Exercise description: According to the abstract on syndecan-3 and tenascin-C below, what happened to tenascin-C gene expression during intramembranous osteogenesis around the diaphysis at later stages?

Expression of syndecan‐3 and tenascin‐C: Possible involvement in periosteum development

Abstract

The development of cartilaginous elements of long bone during embryogenesis and postnatal bone repair processes is a complex process that involves skeletal cells and surrounding mesenchymal periosteal cells. Relatively little is known of the mechanisms underlying these processes. Previous studies from this and other laboratories have suggested that the extracellular matrix protein tenascin-C is involved in skeletogenesis. Using in situ hybridization and immunofluorescence, we extended those studies by comparing the expression of tenascin-C with that of syndecan-3, which belongs to a family of cell surface receptors with which tenascins are known to interact. We found that syndecan-3 transcripts at first were very abundant in the presumptive periosteum surrounding the diaphysis of early chondrocytic skeletal elements in chick limb. As the elements developed further, syndecan-3 gene expression decreased in the diaphyseal periosteum, whereas it became stronger around the early epiphysis and within the forming articular cells. However, as the diaphyseal periosteum initiated osteogenesis and gave rise to the intramembranous bone collar, syndecan-3 gene expression increased again. At early stages of skeletogenesis: the tenascin-C gene exhibited patterns of expression that were similar to and temporally followed, those of the syndecan-3 gene. At later stages, however, tenascin-C gene expression was markedly reduced during intramembranous osteogenesis around the diaphysis. In addition, although syndecan-3 gene expression was low in osteoblasts and osteocytes located deep into trabecular bone, tenascin-C gene expression remained strong. Thus, tenascin-C and syndecan-3 display distinct temporal and spatial patterns of expression in periosteum and during the development of long bone. Given their multidomain structure and specific patterns of expression, these macromolecules may regulate site-specific skeletal processes, including interactions between developing periosteum and chondrocytes and delineation of the early cartilaginous skeletal elements.

Input data:
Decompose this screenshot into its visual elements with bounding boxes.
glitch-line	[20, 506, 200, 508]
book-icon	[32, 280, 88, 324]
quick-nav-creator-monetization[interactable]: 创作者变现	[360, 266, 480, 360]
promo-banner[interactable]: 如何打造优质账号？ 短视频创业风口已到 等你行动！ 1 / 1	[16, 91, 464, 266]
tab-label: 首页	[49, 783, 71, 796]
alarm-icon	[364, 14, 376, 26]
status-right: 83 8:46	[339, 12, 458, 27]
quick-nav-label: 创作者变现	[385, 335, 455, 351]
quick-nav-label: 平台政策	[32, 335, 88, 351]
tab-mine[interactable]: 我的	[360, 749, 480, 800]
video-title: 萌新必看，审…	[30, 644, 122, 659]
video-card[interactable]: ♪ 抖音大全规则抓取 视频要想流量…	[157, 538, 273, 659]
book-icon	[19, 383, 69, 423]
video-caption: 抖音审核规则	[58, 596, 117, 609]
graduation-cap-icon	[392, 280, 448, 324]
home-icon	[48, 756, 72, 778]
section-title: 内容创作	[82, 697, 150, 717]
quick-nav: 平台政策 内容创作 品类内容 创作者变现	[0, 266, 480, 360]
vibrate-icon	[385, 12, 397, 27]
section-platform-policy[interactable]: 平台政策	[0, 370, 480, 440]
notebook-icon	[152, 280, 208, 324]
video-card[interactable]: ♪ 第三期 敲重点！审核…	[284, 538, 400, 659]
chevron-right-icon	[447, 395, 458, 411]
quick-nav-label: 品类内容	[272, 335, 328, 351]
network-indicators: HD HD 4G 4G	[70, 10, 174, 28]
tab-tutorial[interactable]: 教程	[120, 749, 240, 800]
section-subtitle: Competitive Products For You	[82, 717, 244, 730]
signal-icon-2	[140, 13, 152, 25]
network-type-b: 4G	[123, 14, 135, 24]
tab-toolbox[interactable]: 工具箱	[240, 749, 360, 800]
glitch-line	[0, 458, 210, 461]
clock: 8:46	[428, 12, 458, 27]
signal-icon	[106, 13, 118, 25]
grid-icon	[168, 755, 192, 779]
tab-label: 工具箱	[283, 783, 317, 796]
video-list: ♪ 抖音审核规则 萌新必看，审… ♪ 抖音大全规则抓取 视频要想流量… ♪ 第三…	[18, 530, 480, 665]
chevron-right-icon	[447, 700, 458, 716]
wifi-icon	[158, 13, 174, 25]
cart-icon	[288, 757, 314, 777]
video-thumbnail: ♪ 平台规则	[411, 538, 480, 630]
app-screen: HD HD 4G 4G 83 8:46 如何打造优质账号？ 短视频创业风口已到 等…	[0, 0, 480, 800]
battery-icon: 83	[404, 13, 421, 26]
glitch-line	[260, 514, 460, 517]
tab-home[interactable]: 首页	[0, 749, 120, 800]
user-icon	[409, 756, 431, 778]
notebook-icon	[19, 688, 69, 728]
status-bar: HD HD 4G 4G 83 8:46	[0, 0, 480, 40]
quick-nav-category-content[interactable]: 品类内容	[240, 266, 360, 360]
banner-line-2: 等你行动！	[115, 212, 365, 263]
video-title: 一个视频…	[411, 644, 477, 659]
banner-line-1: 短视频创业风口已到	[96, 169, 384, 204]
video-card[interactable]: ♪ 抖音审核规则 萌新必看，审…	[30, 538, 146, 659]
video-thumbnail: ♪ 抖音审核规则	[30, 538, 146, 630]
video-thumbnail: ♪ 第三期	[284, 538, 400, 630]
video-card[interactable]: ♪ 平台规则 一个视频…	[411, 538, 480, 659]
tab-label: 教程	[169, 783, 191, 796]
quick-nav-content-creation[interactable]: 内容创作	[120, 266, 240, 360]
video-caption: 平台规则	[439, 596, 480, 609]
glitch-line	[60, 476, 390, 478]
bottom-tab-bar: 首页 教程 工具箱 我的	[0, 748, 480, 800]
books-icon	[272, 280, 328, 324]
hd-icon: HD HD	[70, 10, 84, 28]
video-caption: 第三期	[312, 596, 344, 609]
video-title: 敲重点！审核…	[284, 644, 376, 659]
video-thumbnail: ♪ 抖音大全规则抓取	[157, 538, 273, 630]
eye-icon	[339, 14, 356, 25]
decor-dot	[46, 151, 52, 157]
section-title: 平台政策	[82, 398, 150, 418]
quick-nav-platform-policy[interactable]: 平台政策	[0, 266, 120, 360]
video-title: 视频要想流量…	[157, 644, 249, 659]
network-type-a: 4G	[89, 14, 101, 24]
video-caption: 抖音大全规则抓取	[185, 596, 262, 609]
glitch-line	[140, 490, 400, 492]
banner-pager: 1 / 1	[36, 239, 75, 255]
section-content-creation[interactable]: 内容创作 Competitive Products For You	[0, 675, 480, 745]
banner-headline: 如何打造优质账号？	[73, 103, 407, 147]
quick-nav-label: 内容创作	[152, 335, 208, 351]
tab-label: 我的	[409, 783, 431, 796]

Solution: It was markedly reduced.